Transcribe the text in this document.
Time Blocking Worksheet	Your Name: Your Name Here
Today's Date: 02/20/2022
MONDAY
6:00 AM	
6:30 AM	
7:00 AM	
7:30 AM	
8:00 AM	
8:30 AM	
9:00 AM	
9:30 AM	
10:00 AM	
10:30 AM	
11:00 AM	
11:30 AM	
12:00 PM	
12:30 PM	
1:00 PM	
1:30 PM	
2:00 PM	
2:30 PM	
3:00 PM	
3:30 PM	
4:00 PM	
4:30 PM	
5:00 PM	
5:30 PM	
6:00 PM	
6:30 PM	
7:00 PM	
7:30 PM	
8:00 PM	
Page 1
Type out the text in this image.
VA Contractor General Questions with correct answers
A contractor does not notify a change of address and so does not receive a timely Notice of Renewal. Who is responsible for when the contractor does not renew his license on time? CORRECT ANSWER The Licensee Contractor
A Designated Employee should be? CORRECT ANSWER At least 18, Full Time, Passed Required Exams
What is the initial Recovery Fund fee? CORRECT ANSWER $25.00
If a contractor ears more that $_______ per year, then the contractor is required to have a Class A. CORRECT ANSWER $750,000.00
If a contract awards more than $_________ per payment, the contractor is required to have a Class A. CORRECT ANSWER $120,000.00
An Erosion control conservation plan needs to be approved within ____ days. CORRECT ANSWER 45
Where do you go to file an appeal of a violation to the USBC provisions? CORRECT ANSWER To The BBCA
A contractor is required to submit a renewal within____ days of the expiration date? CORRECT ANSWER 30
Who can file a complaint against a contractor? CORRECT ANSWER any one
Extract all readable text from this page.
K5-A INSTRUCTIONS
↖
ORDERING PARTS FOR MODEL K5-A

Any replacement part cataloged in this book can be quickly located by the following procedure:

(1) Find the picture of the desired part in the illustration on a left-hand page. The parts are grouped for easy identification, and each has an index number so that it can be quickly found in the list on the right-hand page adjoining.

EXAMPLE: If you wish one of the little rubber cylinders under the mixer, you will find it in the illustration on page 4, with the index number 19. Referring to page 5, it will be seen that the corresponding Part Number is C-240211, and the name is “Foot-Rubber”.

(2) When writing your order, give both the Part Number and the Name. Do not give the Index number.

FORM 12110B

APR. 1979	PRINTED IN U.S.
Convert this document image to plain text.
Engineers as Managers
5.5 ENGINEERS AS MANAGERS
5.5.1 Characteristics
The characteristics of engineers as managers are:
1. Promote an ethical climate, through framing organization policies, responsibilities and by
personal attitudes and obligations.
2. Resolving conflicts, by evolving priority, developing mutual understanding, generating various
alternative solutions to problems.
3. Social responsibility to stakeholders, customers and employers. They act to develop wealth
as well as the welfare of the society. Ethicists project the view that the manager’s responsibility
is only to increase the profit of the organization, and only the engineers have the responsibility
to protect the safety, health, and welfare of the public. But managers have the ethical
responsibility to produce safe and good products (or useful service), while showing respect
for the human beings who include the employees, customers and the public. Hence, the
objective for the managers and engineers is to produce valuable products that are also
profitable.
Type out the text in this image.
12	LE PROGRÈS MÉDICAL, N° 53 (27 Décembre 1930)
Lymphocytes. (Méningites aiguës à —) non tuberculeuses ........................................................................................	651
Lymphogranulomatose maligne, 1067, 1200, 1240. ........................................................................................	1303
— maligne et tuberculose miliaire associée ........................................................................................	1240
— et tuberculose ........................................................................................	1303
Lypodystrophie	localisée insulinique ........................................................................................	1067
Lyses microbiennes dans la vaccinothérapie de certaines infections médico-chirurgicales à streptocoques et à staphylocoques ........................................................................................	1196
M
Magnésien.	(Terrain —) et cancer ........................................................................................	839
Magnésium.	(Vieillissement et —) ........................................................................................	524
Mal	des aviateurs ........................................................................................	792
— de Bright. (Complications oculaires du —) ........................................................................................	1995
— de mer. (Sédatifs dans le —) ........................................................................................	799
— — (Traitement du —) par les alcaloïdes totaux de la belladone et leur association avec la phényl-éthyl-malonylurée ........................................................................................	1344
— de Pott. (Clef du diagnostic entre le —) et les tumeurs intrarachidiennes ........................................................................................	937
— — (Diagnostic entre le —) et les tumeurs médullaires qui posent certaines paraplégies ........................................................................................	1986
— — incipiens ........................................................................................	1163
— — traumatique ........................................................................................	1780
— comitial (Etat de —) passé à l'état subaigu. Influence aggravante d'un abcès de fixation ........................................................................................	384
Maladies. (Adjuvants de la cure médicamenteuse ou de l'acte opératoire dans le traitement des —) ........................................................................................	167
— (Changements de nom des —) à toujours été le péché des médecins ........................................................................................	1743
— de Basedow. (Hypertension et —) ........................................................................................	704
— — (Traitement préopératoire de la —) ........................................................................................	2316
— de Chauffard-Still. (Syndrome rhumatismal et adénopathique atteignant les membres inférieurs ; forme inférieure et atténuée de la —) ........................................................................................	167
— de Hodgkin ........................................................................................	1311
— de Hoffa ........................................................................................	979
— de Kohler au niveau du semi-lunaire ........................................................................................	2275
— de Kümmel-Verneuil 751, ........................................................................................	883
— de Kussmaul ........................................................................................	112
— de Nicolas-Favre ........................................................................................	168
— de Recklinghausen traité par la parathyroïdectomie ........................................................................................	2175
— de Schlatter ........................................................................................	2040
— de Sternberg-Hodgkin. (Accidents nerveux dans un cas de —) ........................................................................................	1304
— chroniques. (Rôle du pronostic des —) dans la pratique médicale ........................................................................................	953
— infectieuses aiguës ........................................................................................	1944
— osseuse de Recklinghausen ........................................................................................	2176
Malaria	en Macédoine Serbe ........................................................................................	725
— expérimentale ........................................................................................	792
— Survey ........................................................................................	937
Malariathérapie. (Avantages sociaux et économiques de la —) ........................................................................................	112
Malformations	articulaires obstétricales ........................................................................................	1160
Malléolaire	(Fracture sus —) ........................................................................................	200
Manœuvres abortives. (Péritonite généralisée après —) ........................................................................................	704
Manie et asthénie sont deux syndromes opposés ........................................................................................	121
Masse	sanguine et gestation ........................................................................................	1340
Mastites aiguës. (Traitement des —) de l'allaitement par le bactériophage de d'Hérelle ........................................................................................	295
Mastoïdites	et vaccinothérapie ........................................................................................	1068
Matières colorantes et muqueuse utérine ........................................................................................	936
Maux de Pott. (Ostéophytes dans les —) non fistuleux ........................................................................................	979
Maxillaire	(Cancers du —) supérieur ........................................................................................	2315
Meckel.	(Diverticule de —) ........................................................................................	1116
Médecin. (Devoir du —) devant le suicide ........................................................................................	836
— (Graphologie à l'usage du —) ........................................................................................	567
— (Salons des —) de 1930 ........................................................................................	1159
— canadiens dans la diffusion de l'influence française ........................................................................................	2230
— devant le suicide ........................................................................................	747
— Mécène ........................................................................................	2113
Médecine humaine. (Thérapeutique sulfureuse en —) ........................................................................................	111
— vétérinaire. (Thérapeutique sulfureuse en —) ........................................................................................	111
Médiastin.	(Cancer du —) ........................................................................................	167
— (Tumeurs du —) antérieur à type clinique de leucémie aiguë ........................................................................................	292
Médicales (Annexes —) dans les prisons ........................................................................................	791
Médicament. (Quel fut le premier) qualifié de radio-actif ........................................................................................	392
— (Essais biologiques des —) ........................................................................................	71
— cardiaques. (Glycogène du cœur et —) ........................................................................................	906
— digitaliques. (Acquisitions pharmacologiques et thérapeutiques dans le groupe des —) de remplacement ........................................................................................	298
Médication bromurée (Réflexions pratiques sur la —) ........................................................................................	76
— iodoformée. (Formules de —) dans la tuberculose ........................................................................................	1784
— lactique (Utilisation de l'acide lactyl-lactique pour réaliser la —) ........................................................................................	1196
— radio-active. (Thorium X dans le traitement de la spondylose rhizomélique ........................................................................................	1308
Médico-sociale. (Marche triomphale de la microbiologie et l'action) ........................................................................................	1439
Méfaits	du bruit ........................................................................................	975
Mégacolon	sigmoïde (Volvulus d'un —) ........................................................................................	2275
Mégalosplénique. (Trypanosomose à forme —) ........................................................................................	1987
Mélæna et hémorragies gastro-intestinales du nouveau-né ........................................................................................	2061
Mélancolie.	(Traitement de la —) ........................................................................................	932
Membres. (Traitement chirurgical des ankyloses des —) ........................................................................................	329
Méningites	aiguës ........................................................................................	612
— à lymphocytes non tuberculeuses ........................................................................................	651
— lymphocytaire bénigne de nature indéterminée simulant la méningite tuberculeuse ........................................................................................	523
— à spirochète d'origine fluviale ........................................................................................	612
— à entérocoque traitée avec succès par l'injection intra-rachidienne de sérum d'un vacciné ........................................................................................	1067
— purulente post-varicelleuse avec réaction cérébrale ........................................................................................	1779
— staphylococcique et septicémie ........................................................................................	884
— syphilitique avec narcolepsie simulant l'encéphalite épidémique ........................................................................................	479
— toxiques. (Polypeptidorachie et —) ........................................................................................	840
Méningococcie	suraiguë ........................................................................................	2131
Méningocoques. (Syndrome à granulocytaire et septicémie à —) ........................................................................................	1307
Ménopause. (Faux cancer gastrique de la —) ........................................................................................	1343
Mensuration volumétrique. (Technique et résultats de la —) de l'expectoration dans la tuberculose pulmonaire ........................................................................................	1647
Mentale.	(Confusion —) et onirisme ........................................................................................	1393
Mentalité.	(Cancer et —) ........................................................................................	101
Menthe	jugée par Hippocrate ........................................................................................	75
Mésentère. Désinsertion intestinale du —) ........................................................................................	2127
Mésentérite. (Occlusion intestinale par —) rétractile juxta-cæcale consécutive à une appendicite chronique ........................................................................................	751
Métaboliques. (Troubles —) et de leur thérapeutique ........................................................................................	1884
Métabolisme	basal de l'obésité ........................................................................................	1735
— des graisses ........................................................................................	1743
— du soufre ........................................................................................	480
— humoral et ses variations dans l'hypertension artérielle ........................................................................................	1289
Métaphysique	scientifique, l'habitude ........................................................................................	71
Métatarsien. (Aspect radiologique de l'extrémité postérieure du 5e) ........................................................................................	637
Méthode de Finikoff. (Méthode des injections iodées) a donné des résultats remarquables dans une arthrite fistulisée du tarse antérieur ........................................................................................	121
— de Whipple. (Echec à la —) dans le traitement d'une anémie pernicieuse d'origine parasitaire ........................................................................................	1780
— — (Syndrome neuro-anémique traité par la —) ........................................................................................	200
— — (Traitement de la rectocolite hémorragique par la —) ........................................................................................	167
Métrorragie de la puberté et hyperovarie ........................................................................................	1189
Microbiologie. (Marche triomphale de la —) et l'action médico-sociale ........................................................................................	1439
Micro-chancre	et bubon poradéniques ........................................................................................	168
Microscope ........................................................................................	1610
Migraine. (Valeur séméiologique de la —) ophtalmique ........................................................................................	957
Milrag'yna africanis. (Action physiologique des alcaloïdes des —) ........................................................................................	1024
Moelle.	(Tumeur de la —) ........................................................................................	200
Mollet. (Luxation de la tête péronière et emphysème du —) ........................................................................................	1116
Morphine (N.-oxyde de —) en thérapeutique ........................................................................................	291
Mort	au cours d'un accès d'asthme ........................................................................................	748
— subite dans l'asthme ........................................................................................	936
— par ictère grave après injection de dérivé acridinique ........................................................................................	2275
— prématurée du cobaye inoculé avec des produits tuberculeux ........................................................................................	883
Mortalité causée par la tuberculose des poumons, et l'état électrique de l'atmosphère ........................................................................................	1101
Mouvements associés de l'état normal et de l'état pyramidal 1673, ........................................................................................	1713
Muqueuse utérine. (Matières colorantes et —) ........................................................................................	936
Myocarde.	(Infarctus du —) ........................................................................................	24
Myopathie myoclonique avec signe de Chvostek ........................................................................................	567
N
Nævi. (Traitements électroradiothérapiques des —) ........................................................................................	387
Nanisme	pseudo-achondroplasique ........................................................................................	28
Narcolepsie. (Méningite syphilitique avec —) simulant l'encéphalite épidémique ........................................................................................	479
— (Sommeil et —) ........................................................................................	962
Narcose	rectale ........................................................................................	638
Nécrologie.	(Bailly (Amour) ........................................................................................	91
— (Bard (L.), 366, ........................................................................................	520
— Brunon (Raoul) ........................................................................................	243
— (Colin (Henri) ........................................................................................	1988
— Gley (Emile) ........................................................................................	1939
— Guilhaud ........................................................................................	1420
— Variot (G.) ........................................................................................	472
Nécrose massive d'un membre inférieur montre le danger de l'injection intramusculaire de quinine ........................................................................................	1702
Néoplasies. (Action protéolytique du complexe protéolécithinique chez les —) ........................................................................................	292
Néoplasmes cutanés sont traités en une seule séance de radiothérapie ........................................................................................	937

_ _ _ _ _

• DIRECTION: Find every line that has "products" in it, then return those lines.

• EXPECTED ANSWER:
responsibility to produce safe and good products (or useful service), while showing respect
objective for the managers and engineers is to produce valuable products that are also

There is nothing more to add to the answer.